— EXERCISE —
Identify each line holding the string "this" and copy it.

==== SUPPLIED MATERIAL

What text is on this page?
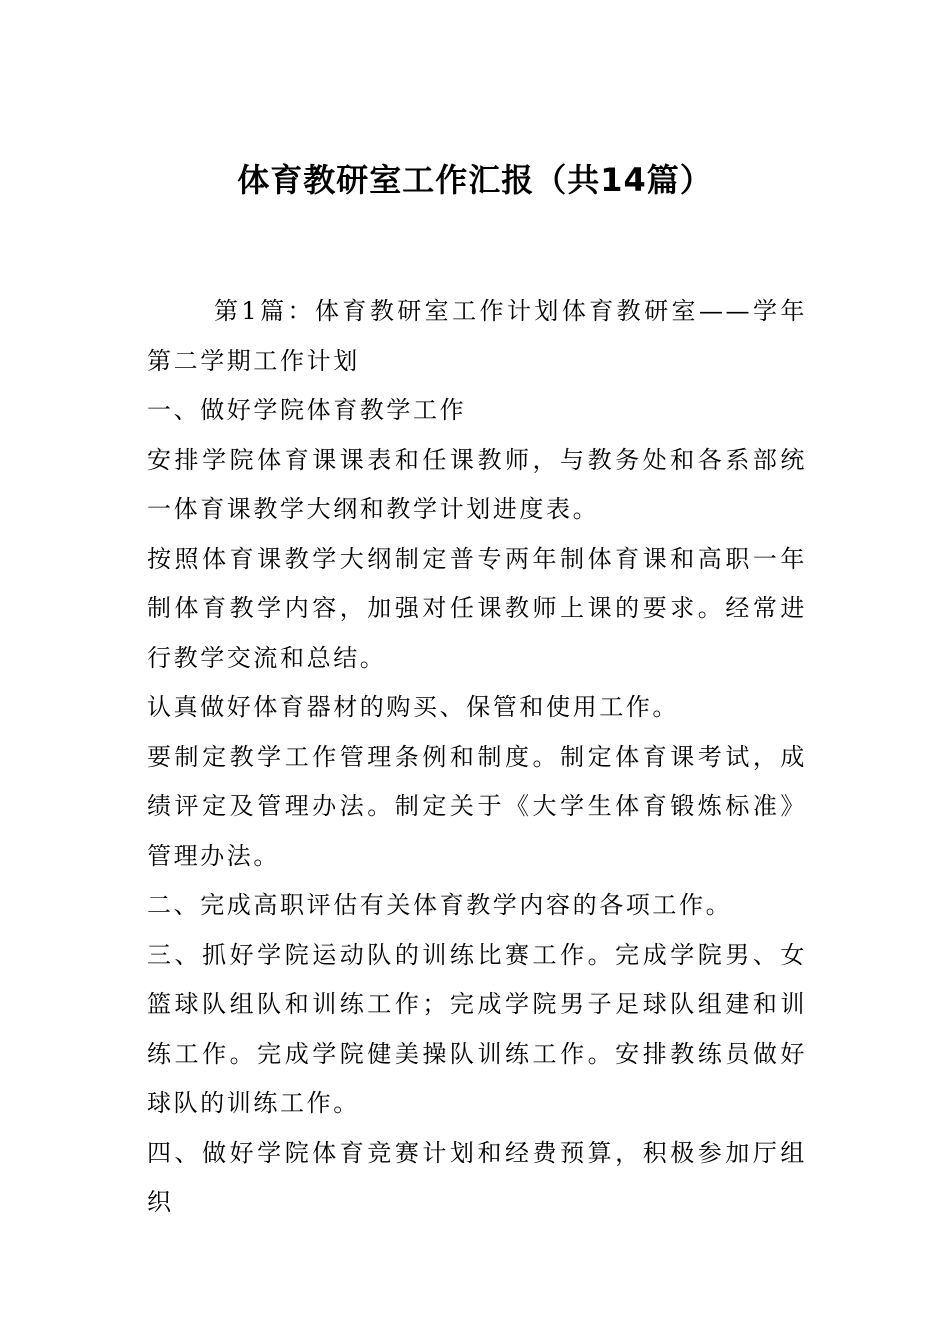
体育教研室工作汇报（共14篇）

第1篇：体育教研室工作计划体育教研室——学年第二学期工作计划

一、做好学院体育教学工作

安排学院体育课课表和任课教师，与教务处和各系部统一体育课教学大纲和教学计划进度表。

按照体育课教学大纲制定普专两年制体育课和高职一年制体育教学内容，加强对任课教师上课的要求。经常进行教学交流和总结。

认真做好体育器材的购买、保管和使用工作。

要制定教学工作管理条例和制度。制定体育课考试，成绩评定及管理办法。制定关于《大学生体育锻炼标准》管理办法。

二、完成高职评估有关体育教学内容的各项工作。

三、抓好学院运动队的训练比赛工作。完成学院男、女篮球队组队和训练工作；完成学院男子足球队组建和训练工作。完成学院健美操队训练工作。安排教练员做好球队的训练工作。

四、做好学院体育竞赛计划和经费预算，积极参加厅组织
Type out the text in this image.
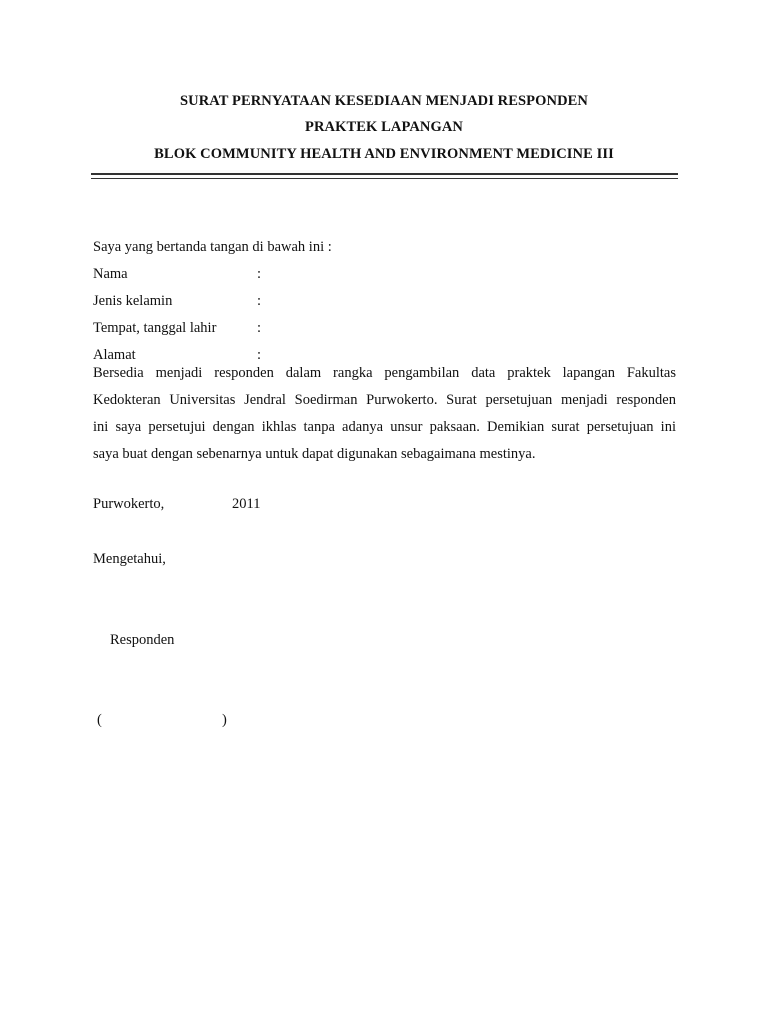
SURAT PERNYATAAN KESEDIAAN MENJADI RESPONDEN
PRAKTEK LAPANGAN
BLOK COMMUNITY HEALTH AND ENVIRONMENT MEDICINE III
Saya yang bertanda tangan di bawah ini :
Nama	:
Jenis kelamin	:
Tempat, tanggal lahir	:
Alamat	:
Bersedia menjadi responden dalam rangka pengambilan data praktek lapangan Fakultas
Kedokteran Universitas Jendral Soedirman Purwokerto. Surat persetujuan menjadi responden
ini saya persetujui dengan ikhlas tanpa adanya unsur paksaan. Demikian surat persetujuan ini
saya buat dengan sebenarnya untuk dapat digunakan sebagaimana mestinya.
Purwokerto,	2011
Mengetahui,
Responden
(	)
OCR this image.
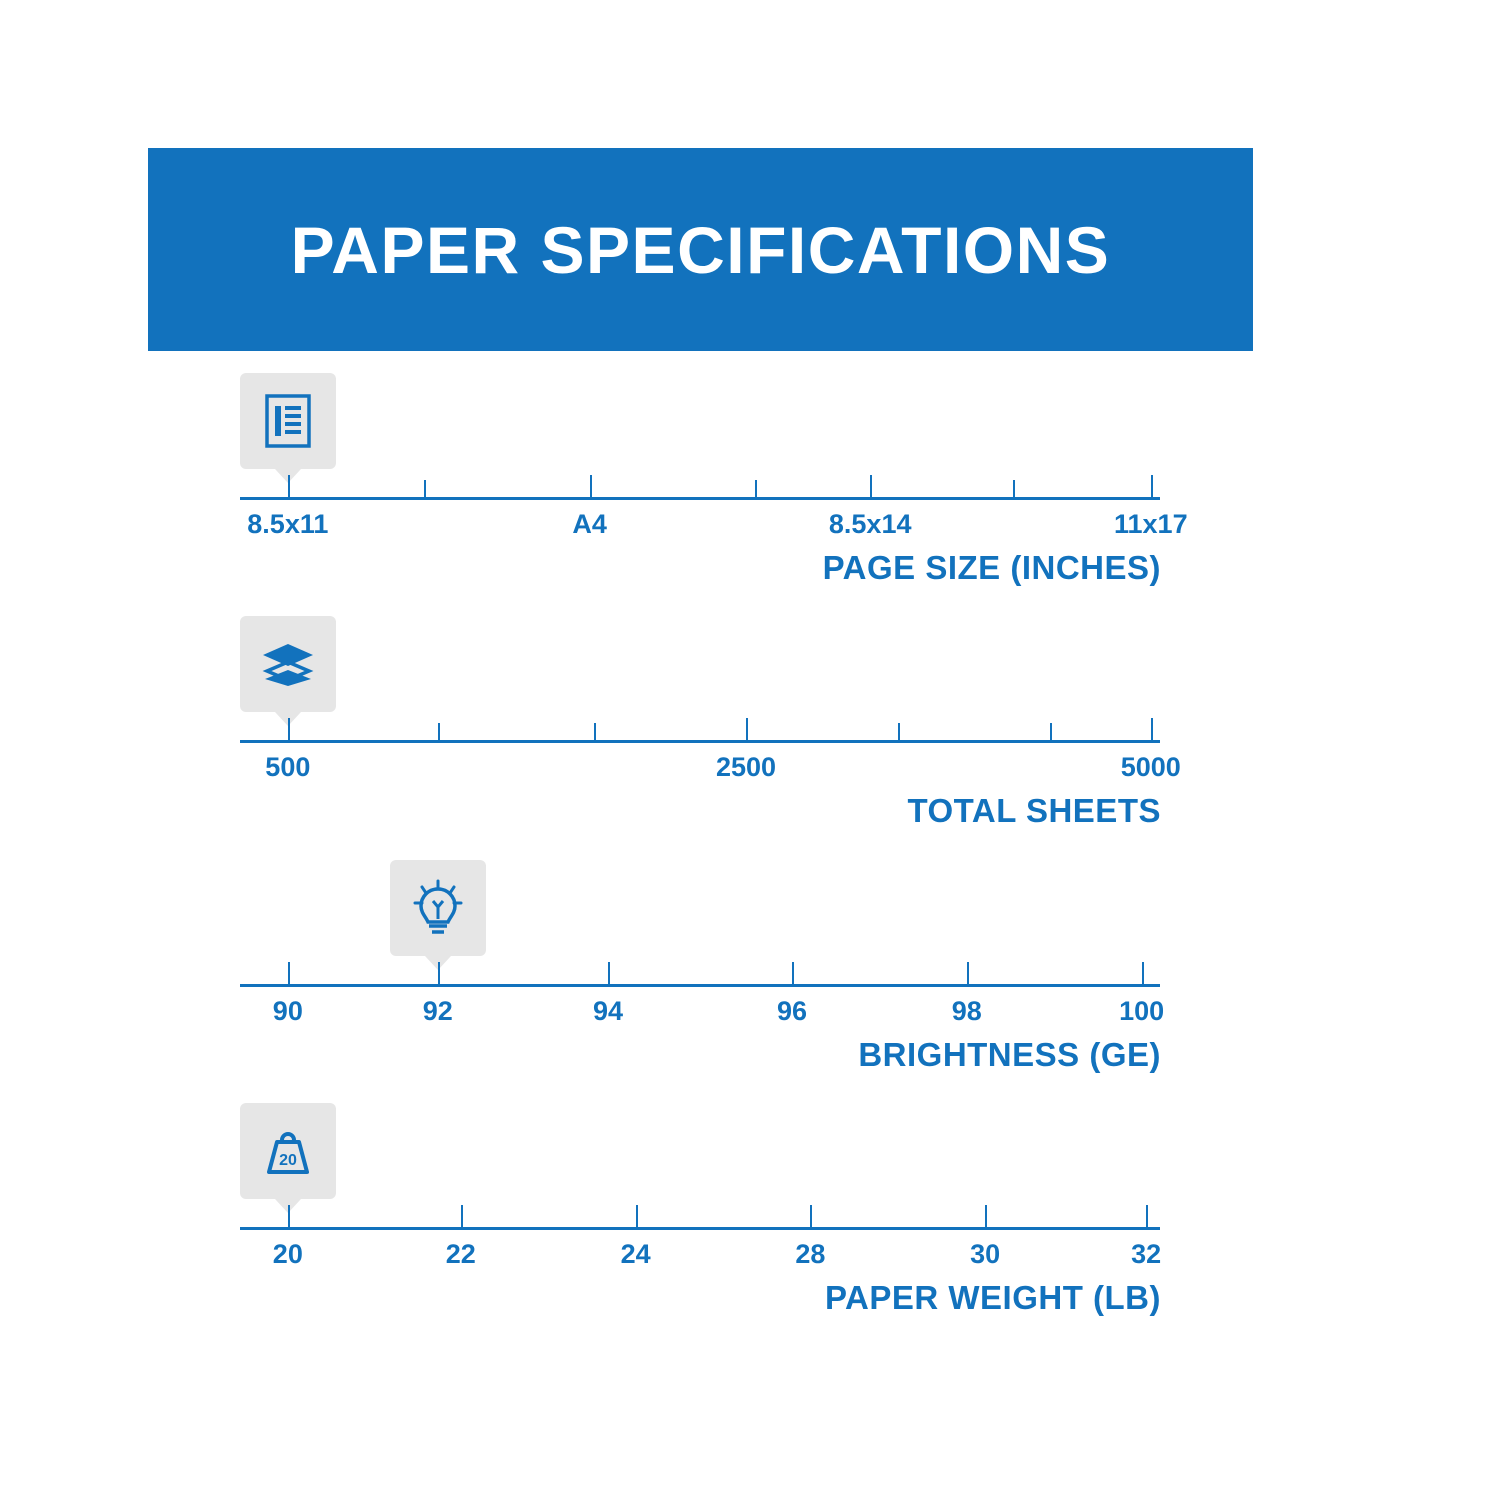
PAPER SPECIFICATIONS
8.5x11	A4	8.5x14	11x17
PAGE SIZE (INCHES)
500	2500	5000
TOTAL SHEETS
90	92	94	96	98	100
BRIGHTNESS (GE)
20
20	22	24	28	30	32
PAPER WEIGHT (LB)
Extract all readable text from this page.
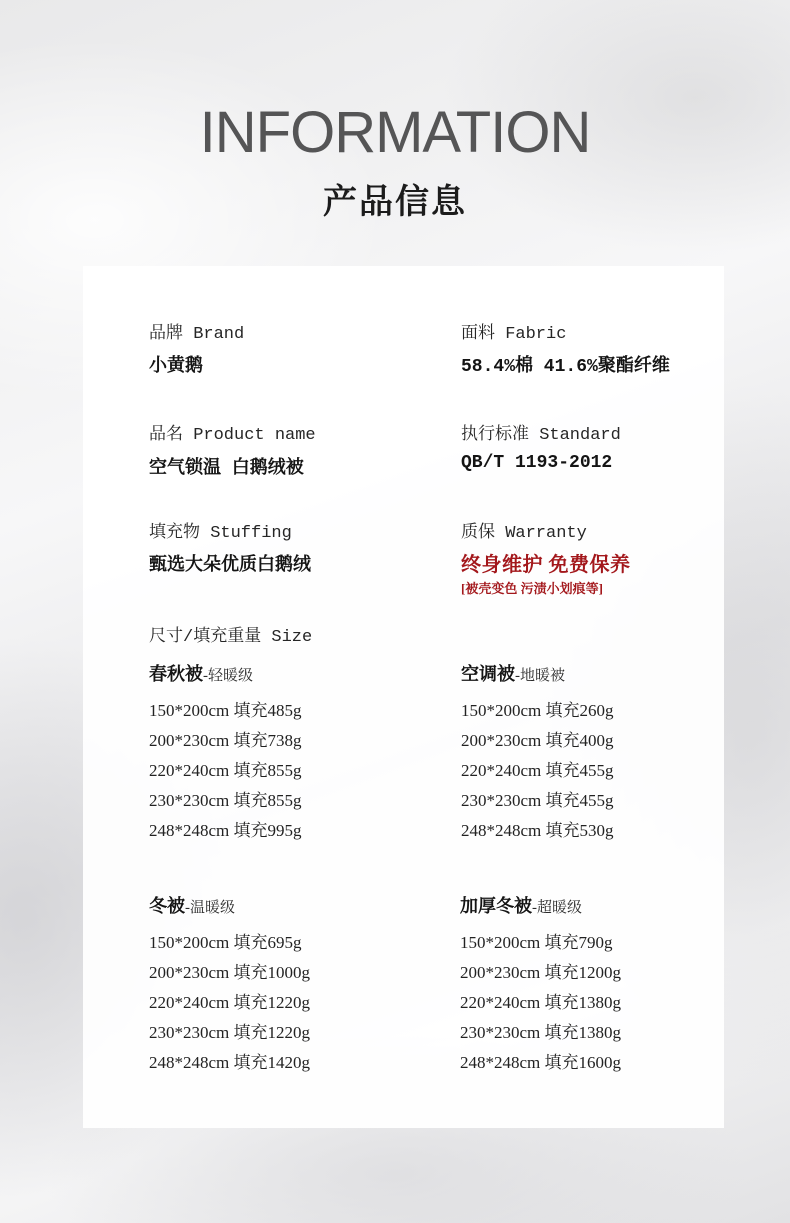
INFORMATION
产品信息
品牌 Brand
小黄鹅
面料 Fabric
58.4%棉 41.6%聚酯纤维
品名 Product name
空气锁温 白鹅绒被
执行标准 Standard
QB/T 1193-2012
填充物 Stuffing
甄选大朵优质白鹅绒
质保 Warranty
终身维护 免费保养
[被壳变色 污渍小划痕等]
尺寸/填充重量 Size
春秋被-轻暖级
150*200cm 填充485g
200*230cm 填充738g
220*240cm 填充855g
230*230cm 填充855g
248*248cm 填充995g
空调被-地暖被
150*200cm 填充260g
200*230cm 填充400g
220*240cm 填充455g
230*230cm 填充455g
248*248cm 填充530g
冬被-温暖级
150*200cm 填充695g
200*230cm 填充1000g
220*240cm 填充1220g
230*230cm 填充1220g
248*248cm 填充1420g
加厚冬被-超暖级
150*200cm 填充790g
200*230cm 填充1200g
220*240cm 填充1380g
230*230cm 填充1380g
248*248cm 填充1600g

========

— SOLVED EXERCISE —
What text is on this page?
Type out the text in this image.
OCR this image.
Extract all readable text from this page.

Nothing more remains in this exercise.